AIM OF THE EXERCISE — Any picture among the records should be left out, please; retype the rest exactly.

Stored records
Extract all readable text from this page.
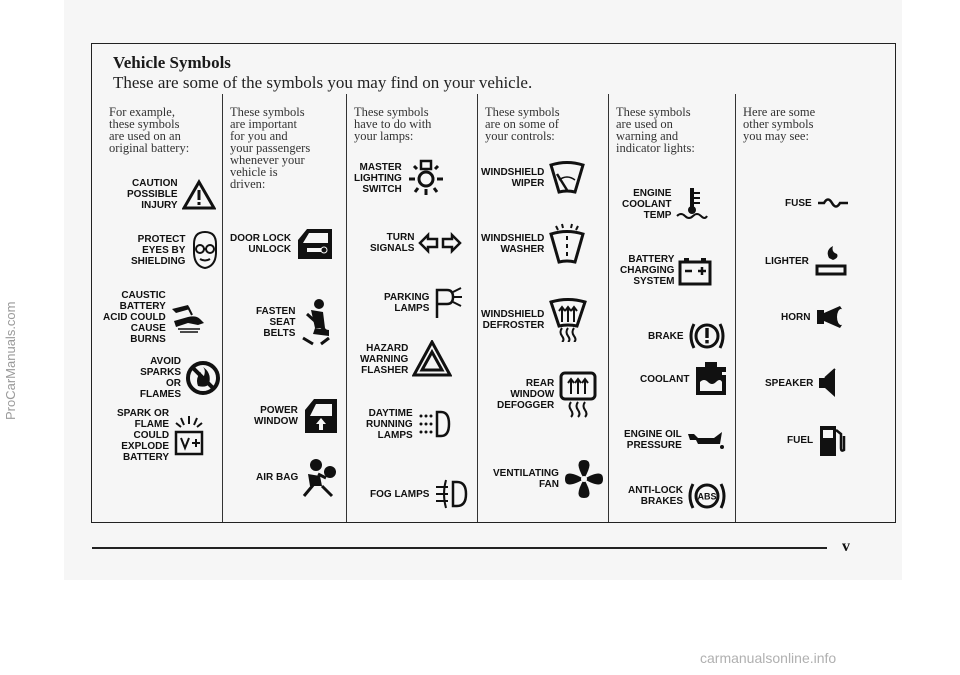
Vehicle Symbols

These are some of the symbols you may find on your vehicle.

For example,
these symbols
are used on an
original battery:
CAUTION
POSSIBLE
INJURY
PROTECT
EYES BY
SHIELDING
CAUSTIC
BATTERY
ACID COULD
CAUSE
BURNS
AVOID
SPARKS OR
FLAMES
SPARK OR
FLAME
COULD
EXPLODE
BATTERY
These symbols
are important
for you and
your passengers
whenever your
vehicle is
driven:
DOOR LOCK
UNLOCK
FASTEN
SEAT
BELTS
POWER
WINDOW
AIR BAG
These symbols
have to do with
your lamps:
MASTER
LIGHTING
SWITCH
TURN
SIGNALS
PARKING
LAMPS
HAZARD
WARNING
FLASHER
DAYTIME
RUNNING
LAMPS
FOG LAMPS
These symbols
are on some of
your controls:
WINDSHIELD
WIPER
WINDSHIELD
WASHER
WINDSHIELD
DEFROSTER
REAR
WINDOW
DEFOGGER
VENTILATING
FAN
These symbols
are used on
warning and
indicator lights:
ENGINE
COOLANT
TEMP
BATTERY
CHARGING
SYSTEM
BRAKE
COOLANT
ENGINE OIL
PRESSURE
ANTI-LOCK
BRAKES ABS
Here are some
other symbols
you may see:
FUSE
LIGHTER
HORN
SPEAKER
FUEL
v
ProCarManuals.com
carmanualsonline.info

EXERCISE ANSWER —
Extract all readable text from this page.
Vehicle Symbols

These are some of the symbols you may find on your vehicle.

For example,
these symbols
are used on an
original battery:
CAUTION
POSSIBLE
INJURY
PROTECT
EYES BY
SHIELDING
CAUSTIC
BATTERY
ACID COULD
CAUSE
BURNS
AVOID
SPARKS OR
FLAMES
SPARK OR
FLAME
COULD
EXPLODE
BATTERY
These symbols
are important
for you and
your passengers
whenever your
vehicle is
driven:
DOOR LOCK
UNLOCK
FASTEN
SEAT
BELTS
POWER
WINDOW
AIR BAG
These symbols
have to do with
your lamps:
MASTER
LIGHTING
SWITCH
TURN
SIGNALS
PARKING
LAMPS
HAZARD
WARNING
FLASHER
DAYTIME
RUNNING
LAMPS
FOG LAMPS
These symbols
are on some of
your controls:
WINDSHIELD
WIPER
WINDSHIELD
WASHER
WINDSHIELD
DEFROSTER
REAR
WINDOW
DEFOGGER
VENTILATING
FAN
These symbols
are used on
warning and
indicator lights:
ENGINE
COOLANT
TEMP
BATTERY
CHARGING
SYSTEM
BRAKE
COOLANT
ENGINE OIL
PRESSURE
ANTI-LOCK
BRAKES ABS
Here are some
other symbols
you may see:
FUSE
LIGHTER
HORN
SPEAKER
FUEL
v
ProCarManuals.com
carmanualsonline.info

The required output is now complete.